#### [PROMPT]
Pull each line containing "Toruniu" out of the data and copy it.

(Records from a dataset)
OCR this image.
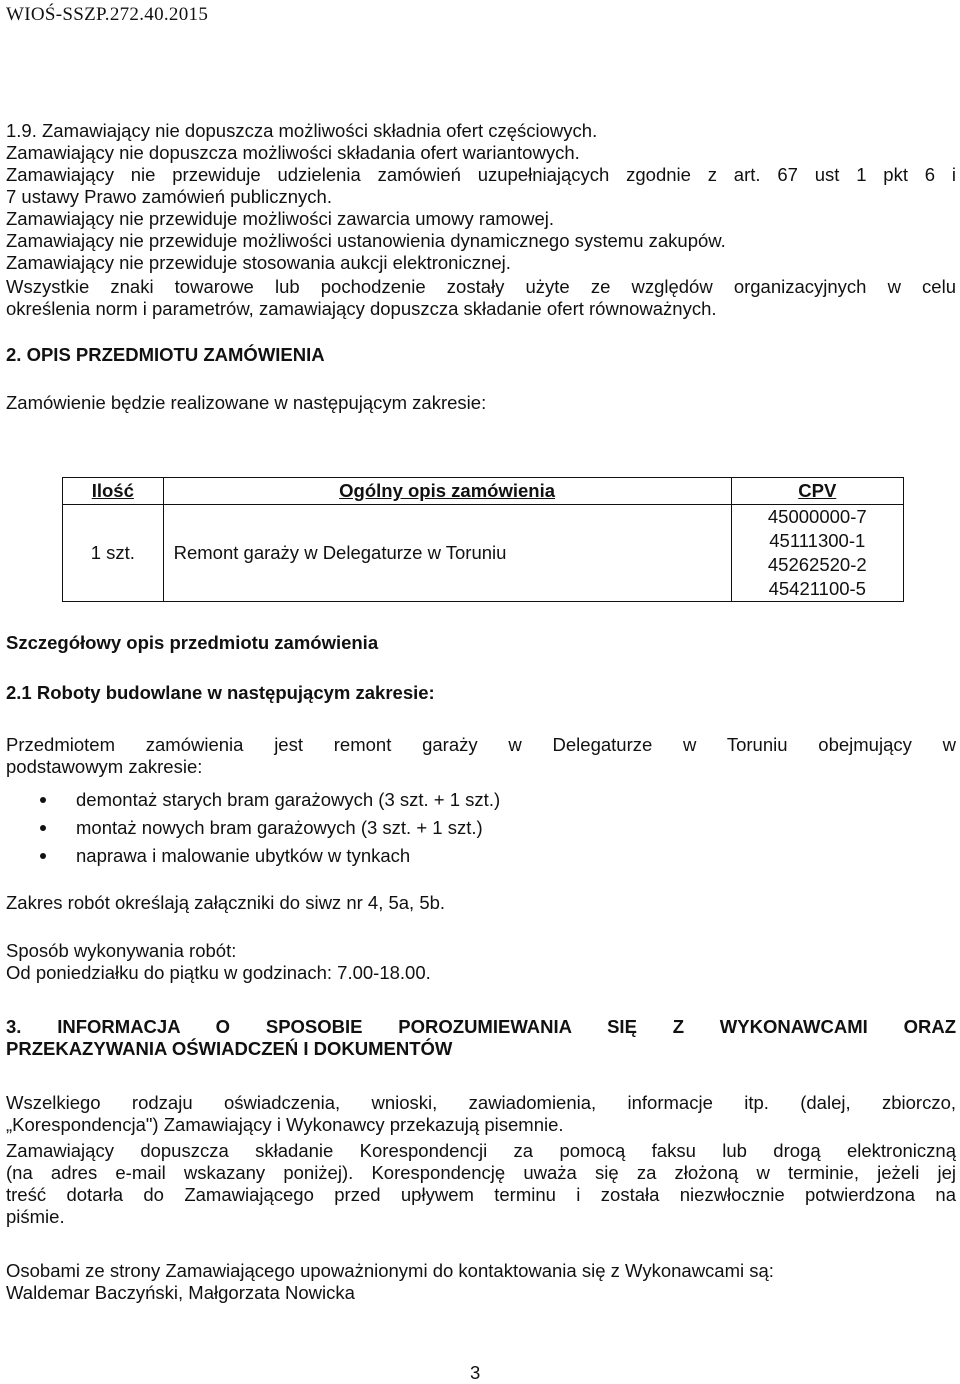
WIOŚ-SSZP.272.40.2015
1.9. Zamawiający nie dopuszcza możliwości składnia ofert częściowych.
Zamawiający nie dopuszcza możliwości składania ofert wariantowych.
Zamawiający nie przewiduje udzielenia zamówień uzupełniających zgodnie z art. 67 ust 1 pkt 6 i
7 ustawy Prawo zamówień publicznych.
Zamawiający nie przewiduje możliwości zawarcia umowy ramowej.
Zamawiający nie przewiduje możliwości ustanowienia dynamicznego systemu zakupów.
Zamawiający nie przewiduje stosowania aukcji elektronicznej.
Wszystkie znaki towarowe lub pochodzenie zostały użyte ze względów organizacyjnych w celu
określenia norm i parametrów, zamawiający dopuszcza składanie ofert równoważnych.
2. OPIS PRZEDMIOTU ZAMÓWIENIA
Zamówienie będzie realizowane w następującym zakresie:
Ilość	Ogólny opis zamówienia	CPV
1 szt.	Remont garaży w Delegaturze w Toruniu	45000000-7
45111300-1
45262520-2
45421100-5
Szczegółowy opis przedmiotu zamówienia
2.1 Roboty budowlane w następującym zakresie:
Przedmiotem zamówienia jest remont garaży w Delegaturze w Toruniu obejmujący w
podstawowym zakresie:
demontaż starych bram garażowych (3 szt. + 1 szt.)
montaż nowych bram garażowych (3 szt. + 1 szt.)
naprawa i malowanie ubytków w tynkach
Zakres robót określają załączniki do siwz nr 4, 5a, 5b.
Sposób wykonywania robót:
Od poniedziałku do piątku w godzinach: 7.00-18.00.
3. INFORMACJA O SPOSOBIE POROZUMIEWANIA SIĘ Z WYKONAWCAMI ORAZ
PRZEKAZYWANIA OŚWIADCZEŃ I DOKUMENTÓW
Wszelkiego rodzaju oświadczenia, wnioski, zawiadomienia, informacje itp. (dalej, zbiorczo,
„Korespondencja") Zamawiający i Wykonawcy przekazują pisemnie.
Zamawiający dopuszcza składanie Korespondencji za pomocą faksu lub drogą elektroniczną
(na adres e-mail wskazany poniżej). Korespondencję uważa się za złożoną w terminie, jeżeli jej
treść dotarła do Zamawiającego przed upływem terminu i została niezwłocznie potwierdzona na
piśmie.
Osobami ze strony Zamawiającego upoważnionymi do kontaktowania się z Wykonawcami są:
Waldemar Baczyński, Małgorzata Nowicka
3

...

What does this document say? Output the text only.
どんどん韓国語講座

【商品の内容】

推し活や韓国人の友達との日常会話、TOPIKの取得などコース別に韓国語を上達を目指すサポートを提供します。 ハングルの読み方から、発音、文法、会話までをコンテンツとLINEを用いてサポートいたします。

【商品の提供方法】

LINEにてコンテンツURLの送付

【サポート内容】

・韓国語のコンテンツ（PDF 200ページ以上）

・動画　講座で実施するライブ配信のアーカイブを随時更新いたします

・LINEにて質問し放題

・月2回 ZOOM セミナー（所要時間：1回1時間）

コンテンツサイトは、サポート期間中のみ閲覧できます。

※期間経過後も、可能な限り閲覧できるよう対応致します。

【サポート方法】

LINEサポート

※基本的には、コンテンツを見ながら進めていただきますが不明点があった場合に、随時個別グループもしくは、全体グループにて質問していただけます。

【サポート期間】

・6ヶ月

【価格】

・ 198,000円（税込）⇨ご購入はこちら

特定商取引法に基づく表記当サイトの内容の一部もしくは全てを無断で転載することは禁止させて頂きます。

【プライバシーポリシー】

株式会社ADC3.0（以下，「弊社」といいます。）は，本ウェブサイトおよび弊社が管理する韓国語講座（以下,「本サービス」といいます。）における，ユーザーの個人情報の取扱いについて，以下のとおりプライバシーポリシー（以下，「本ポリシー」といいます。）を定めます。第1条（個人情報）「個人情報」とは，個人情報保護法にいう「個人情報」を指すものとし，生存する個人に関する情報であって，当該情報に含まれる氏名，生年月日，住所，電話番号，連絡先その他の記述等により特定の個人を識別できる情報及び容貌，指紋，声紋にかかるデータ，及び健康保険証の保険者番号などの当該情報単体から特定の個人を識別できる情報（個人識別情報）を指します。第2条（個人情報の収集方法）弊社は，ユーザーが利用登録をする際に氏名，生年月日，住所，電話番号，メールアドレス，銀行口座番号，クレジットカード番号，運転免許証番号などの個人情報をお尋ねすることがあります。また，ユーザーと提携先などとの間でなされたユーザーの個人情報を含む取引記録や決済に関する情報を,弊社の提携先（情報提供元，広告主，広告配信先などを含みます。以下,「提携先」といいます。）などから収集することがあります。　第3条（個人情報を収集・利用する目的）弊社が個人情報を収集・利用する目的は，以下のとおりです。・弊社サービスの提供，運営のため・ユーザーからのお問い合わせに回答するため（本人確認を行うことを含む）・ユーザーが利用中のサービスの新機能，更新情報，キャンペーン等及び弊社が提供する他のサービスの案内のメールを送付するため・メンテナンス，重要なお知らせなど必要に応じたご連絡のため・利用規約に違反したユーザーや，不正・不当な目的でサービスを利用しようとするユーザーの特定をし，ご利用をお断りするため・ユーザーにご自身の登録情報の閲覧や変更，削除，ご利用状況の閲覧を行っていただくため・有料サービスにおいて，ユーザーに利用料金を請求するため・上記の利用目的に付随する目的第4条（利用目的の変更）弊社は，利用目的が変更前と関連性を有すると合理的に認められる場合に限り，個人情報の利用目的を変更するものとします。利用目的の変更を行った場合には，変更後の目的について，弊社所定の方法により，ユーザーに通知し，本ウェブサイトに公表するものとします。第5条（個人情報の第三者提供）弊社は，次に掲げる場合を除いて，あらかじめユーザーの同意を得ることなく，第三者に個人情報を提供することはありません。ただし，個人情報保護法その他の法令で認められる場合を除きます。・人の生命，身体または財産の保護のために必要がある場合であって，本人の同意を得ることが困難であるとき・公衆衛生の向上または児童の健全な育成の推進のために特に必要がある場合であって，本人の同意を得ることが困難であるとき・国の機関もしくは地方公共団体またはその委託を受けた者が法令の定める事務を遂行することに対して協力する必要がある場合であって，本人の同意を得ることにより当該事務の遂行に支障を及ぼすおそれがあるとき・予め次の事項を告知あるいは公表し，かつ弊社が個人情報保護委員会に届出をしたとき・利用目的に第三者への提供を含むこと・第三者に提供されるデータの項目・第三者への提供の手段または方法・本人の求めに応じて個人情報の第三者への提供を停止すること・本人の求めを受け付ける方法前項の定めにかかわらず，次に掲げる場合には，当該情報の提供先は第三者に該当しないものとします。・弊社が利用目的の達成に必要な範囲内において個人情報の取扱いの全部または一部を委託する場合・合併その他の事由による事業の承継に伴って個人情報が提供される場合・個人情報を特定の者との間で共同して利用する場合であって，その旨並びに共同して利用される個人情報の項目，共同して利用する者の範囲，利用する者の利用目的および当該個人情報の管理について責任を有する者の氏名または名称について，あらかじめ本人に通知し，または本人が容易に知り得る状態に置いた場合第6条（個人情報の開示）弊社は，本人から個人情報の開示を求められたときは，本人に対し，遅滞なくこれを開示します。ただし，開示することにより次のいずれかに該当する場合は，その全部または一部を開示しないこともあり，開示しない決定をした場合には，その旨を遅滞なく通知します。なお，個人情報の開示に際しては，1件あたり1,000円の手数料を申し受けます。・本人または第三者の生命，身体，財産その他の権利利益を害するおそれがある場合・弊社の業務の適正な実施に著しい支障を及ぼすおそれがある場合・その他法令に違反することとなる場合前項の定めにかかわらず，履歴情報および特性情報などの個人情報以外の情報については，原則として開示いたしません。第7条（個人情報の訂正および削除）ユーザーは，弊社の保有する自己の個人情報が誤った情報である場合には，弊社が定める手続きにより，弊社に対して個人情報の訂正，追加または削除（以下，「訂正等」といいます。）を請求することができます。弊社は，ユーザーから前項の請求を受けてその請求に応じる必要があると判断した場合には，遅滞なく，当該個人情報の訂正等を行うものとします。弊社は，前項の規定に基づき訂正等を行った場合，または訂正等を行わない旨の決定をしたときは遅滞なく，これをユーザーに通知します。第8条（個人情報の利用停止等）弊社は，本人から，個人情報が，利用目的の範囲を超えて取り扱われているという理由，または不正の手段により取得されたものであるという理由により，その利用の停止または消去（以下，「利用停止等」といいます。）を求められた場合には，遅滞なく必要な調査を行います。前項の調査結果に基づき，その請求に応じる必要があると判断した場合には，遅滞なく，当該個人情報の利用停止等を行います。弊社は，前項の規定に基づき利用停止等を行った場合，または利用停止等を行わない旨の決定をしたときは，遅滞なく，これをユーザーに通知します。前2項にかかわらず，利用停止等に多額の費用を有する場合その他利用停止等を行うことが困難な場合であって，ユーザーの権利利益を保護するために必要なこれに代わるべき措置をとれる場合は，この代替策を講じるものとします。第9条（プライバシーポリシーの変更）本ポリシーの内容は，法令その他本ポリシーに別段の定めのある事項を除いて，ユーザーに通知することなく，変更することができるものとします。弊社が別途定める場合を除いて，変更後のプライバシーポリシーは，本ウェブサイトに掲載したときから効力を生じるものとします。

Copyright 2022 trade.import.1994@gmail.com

#### [WRITTEN RESPONSE]
1 szt.	Remont garaży w Delegaturze w Toruniu	45000000-7
Przedmiotem zamówienia jest remont garaży w Delegaturze w Toruniu obejmujący w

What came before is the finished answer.